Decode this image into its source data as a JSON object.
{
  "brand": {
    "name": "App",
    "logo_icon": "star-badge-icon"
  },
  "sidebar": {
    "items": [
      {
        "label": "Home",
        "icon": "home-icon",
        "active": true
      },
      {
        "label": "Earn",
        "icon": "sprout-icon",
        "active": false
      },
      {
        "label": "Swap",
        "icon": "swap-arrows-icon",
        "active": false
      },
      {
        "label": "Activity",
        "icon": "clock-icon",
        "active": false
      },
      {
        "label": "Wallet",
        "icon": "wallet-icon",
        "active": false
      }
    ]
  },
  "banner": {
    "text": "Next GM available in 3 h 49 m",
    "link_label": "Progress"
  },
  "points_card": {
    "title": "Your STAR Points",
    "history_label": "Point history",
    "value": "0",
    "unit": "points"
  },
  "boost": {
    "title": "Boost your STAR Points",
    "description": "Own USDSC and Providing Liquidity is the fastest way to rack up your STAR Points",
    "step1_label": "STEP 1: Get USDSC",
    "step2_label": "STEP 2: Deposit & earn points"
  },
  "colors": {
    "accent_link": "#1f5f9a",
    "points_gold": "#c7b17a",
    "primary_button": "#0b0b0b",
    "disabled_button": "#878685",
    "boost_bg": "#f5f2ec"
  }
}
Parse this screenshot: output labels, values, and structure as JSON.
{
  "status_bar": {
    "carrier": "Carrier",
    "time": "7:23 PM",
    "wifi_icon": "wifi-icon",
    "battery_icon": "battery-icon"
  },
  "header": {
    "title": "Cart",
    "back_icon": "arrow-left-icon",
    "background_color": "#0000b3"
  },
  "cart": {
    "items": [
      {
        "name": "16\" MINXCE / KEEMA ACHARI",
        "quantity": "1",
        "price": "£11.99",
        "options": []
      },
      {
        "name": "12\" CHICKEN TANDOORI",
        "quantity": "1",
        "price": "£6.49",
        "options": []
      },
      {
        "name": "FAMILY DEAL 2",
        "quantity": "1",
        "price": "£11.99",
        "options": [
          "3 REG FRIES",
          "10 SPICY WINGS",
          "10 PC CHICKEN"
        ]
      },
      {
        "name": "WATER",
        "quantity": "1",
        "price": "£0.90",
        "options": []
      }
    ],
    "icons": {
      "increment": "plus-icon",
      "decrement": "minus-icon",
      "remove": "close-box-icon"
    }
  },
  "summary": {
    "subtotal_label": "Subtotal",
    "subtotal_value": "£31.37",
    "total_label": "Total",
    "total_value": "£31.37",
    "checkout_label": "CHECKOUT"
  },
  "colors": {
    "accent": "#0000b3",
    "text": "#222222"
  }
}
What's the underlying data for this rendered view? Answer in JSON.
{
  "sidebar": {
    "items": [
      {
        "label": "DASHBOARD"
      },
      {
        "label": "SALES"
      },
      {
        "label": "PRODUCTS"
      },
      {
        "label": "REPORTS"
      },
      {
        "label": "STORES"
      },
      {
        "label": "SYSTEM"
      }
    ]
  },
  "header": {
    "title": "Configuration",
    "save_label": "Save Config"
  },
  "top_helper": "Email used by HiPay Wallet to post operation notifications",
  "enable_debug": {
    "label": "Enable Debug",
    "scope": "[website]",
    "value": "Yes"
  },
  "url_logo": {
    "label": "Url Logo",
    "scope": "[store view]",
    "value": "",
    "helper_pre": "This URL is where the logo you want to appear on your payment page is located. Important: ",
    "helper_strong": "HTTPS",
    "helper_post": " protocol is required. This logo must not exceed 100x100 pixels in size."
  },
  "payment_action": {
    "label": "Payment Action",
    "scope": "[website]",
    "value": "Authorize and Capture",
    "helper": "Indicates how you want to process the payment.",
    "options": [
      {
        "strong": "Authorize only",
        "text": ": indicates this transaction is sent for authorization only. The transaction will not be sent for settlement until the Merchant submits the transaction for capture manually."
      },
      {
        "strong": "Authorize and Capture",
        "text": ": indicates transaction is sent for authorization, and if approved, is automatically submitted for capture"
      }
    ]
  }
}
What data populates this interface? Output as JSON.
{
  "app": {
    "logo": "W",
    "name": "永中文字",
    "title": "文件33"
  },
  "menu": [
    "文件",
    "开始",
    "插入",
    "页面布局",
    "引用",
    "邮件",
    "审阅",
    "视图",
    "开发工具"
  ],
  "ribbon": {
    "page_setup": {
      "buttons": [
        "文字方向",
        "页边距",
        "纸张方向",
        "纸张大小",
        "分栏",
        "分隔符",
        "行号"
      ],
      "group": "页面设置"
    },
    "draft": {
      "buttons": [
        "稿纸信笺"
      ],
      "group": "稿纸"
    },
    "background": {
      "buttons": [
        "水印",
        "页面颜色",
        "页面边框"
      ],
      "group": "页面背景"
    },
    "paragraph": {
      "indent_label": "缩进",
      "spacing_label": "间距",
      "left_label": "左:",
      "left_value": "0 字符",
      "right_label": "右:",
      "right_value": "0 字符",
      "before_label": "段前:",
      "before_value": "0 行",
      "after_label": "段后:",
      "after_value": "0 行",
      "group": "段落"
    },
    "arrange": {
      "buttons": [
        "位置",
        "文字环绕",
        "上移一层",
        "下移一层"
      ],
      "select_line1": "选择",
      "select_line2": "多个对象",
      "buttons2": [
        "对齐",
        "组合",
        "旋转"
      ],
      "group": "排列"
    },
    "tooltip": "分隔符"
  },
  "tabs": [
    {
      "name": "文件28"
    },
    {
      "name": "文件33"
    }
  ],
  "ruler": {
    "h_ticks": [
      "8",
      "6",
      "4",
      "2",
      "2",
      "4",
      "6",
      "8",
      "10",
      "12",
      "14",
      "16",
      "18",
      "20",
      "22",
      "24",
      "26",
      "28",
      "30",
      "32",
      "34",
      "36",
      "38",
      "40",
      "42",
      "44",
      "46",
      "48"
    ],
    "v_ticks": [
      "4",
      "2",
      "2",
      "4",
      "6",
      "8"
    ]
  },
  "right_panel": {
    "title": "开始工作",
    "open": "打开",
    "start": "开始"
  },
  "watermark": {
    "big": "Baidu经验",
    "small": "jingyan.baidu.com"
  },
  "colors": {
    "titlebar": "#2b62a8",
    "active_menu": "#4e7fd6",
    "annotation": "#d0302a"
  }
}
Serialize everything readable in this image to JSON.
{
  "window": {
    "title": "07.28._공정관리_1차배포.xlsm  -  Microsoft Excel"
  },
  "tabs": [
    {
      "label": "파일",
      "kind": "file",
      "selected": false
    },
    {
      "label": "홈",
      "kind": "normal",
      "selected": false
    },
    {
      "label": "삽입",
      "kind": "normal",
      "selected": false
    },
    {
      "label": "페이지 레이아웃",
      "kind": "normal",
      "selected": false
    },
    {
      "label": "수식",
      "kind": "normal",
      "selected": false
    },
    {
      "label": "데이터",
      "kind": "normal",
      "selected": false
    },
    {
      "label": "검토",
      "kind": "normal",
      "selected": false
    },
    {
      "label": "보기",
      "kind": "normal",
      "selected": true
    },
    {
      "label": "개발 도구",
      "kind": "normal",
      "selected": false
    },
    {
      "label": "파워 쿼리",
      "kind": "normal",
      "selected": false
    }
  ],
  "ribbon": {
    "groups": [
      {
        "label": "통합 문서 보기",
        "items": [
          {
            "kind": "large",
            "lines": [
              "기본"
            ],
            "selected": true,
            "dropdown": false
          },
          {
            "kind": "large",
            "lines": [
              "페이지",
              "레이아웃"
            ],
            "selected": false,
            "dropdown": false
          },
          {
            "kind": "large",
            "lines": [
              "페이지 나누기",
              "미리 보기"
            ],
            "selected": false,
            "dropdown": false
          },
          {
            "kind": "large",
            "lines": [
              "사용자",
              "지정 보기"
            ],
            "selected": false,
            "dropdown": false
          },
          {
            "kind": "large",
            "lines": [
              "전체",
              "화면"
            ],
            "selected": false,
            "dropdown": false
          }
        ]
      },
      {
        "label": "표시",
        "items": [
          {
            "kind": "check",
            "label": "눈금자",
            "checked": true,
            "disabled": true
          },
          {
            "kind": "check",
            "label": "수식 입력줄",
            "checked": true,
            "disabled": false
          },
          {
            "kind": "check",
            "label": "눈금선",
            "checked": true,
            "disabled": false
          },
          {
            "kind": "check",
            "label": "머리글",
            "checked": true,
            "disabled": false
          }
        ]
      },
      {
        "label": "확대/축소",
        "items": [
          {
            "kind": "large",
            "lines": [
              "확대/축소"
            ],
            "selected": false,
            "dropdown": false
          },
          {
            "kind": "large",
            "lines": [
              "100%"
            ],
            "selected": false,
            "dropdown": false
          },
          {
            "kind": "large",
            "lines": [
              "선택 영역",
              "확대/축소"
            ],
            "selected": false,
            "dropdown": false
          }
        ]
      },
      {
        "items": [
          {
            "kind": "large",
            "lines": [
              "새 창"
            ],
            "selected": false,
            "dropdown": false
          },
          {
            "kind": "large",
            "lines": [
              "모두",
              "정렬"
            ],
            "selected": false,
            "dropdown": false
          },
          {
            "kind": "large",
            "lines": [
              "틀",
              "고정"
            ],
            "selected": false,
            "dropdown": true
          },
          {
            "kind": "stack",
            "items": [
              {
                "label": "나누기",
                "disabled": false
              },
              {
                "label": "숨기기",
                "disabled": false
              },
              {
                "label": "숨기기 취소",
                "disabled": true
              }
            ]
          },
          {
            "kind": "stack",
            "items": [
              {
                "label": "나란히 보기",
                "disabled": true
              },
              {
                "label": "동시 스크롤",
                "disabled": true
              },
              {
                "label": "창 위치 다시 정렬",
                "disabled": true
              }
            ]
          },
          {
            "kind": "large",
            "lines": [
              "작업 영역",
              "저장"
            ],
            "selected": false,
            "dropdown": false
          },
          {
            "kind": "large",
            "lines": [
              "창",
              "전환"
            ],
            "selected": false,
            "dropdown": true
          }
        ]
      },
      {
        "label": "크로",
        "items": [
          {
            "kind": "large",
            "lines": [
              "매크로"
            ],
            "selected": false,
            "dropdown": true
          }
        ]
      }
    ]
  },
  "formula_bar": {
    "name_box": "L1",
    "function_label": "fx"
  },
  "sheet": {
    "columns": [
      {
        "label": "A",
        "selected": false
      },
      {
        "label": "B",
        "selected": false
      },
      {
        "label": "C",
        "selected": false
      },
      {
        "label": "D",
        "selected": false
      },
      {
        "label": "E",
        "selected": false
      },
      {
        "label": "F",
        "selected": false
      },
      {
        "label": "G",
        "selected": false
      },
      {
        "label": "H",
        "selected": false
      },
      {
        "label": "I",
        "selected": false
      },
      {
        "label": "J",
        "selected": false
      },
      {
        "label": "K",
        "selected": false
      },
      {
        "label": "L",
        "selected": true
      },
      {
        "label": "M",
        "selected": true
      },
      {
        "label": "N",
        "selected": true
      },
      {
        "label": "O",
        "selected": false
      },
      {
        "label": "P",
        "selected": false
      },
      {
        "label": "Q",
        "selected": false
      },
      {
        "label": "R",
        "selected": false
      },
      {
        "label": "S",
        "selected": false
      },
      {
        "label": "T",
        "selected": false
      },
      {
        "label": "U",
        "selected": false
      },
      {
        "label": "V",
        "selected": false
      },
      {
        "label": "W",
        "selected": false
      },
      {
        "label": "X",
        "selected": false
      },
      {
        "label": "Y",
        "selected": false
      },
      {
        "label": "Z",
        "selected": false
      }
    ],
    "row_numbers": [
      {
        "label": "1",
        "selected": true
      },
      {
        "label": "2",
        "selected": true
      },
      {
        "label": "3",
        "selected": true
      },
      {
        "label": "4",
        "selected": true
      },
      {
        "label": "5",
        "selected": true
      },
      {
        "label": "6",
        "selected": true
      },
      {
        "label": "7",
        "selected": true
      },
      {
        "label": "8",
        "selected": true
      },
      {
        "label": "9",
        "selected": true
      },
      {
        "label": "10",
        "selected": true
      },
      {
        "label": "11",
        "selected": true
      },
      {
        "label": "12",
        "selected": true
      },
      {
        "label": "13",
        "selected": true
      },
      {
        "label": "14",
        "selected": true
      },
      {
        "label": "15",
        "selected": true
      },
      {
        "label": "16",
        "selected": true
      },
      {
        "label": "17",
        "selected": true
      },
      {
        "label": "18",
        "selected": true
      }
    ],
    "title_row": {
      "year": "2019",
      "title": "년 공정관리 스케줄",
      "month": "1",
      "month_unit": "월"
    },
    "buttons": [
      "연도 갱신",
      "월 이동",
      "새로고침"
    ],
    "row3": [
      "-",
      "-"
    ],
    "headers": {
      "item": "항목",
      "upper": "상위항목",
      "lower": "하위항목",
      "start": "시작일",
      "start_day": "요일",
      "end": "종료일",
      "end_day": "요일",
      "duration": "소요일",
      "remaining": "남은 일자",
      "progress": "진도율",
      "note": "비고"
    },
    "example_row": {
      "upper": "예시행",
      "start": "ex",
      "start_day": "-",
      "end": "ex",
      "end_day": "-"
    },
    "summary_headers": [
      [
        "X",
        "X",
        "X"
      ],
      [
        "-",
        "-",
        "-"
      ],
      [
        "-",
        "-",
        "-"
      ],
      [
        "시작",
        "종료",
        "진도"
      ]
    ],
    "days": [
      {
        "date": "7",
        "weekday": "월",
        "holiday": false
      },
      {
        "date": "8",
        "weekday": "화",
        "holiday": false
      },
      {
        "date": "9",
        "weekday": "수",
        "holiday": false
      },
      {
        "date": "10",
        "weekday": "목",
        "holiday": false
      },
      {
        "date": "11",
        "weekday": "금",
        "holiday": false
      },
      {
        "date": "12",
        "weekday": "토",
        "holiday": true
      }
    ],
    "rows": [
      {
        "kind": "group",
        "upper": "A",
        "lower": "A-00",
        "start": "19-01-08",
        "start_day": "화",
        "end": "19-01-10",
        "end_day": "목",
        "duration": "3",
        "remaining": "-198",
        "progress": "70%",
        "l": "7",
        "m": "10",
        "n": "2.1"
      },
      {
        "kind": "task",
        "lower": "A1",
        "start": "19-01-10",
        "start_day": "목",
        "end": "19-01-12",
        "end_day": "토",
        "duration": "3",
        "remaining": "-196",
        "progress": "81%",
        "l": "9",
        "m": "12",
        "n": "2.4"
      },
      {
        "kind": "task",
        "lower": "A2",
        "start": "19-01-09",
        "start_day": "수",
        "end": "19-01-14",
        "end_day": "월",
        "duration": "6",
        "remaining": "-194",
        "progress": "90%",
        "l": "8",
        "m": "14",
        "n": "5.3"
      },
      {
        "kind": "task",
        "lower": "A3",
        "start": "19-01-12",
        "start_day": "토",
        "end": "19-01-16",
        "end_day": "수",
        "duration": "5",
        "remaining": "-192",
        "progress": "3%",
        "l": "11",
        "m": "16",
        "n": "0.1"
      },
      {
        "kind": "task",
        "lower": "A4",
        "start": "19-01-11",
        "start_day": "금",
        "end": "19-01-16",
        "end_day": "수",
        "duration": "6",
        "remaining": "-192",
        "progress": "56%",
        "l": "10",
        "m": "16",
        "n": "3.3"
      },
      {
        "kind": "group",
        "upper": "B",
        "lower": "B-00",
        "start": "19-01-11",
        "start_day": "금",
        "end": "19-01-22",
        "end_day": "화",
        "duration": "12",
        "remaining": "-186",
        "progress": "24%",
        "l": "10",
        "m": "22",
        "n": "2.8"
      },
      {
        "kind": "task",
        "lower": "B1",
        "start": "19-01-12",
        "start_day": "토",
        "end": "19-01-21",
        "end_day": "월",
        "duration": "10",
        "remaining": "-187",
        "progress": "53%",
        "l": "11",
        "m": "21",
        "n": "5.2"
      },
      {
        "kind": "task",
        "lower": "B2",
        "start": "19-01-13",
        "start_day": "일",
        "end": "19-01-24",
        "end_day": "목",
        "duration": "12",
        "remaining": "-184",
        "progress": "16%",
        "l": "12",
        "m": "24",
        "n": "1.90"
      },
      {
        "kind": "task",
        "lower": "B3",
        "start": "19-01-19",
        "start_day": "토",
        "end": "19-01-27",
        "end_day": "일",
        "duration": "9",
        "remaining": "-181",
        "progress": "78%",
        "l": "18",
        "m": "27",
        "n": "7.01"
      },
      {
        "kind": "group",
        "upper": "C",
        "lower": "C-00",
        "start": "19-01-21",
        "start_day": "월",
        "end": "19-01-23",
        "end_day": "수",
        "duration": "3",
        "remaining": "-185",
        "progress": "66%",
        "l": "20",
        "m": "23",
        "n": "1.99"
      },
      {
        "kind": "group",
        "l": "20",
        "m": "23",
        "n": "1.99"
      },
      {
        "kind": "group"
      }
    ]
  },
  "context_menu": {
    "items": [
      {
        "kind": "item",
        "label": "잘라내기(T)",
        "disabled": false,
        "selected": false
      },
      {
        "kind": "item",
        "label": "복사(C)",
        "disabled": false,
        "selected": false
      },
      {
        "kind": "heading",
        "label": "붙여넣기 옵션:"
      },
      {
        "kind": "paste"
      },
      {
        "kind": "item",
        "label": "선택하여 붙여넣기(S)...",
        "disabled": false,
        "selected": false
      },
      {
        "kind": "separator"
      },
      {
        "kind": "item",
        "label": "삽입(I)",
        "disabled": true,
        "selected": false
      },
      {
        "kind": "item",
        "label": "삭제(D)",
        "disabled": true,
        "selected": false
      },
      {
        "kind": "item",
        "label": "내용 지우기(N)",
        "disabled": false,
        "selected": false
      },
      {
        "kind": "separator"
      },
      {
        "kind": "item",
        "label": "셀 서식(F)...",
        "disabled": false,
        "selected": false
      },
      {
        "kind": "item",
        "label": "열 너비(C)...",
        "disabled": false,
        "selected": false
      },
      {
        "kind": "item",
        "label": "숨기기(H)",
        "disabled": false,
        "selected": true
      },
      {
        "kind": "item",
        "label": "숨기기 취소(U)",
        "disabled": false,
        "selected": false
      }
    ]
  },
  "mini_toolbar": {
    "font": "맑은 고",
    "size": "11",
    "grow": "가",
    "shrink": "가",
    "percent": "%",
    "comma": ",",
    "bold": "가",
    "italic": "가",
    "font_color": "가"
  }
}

------------------------------------------------

* [Goal of the exercise]: In the records, locate each line holding the string "sent" and copy it.

* [Answer to this exercise]:
        "text": ": indicates this transaction is sent for authorization only. The transaction will not be sent for settlement until the Merchant submits the transaction for capture manually."
        "text": ": indicates transaction is sent for authorization, and if approved, is automatically submitted for capture"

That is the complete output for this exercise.